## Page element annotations
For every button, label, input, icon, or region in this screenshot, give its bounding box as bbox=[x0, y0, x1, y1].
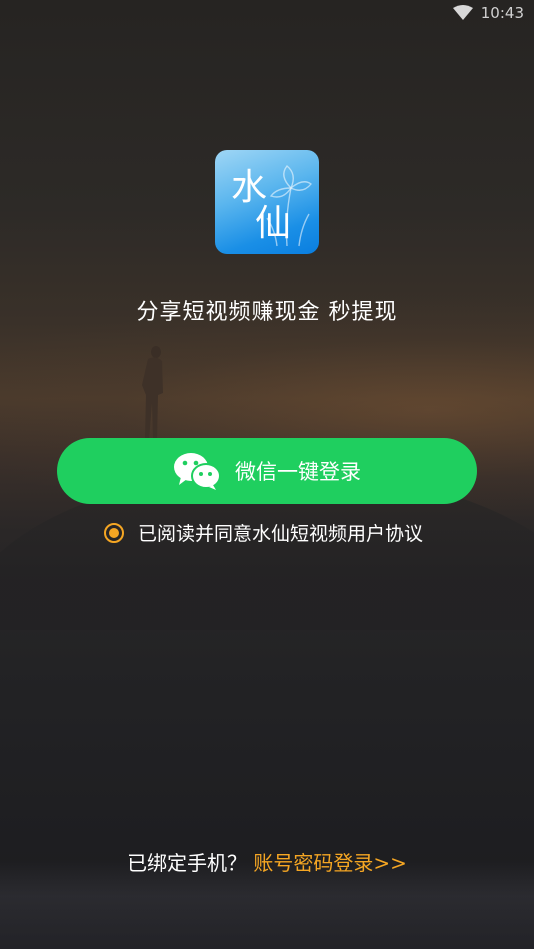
wechat-icon bbox=[174, 453, 221, 490]
bound-phone-question: 已绑定手机？ bbox=[127, 851, 248, 875]
app-logo-char-2: 仙 bbox=[255, 203, 292, 244]
status-time: 10:43 bbox=[480, 4, 524, 22]
app-logo-char-1: 水 bbox=[231, 167, 268, 208]
wifi-icon bbox=[452, 5, 473, 20]
app-logo: 水 仙 bbox=[215, 150, 319, 254]
app-slogan: 分享短视频赚现金 秒提现 bbox=[136, 300, 398, 325]
status-bar: 10:43 bbox=[0, 0, 534, 28]
wechat-login-button[interactable]: 微信一键登录 bbox=[57, 438, 477, 504]
agreement-radio[interactable] bbox=[104, 522, 124, 543]
login-screen: 10:43 水 仙 分享短视频赚现金 秒提现 微信一键登录 已阅读并同意水仙短视… bbox=[0, 0, 534, 949]
person-silhouette bbox=[142, 346, 163, 440]
agreement-radio-dot bbox=[109, 527, 119, 538]
agreement-row: 已阅读并同意水仙短视频用户协议 bbox=[104, 519, 423, 546]
agreement-text[interactable]: 已阅读并同意水仙短视频用户协议 bbox=[138, 519, 423, 546]
wechat-login-label: 微信一键登录 bbox=[235, 460, 361, 484]
password-login-link[interactable]: 账号密码登录>> bbox=[253, 851, 407, 875]
bottom-login-options: 已绑定手机？ 账号密码登录>> bbox=[0, 847, 534, 876]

## WHAT YOU SHOULD DO
Put every line of the entries above into a JSON list of strings, one string per line. Skip blank lines and leave out the pictures.

## THE ANSWER
[
  "For every button, label, input, icon, or region in this screenshot, give its bounding box as bbox=[x0, y0, x1, y1].",
  "wechat-icon bbox=[174, 453, 221, 490]",
  "bound-phone-question: 已绑定手机？ bbox=[127, 851, 248, 875]",
  "app-logo-char-2: 仙 bbox=[255, 203, 292, 244]",
  "status-time: 10:43 bbox=[480, 4, 524, 22]",
  "app-logo-char-1: 水 bbox=[231, 167, 268, 208]",
  "wifi-icon bbox=[452, 5, 473, 20]",
  "app-logo: 水 仙 bbox=[215, 150, 319, 254]",
  "app-slogan: 分享短视频赚现金 秒提现 bbox=[136, 300, 398, 325]",
  "status-bar: 10:43 bbox=[0, 0, 534, 28]",
  "wechat-login-button[interactable]: 微信一键登录 bbox=[57, 438, 477, 504]",
  "agreement-radio[interactable] bbox=[104, 522, 124, 543]",
  "login-screen: 10:43 水 仙 分享短视频赚现金 秒提现 微信一键登录 已阅读并同意水仙短视… bbox=[0, 0, 534, 949]",
  "person-silhouette bbox=[142, 346, 163, 440]",
  "agreement-radio-dot bbox=[109, 527, 119, 538]",
  "agreement-row: 已阅读并同意水仙短视频用户协议 bbox=[104, 519, 423, 546]",
  "agreement-text[interactable]: 已阅读并同意水仙短视频用户协议 bbox=[138, 519, 423, 546]",
  "wechat-login-label: 微信一键登录 bbox=[235, 460, 361, 484]",
  "password-login-link[interactable]: 账号密码登录>> bbox=[253, 851, 407, 875]",
  "bottom-login-options: 已绑定手机？ 账号密码登录>> bbox=[0, 847, 534, 876]"
]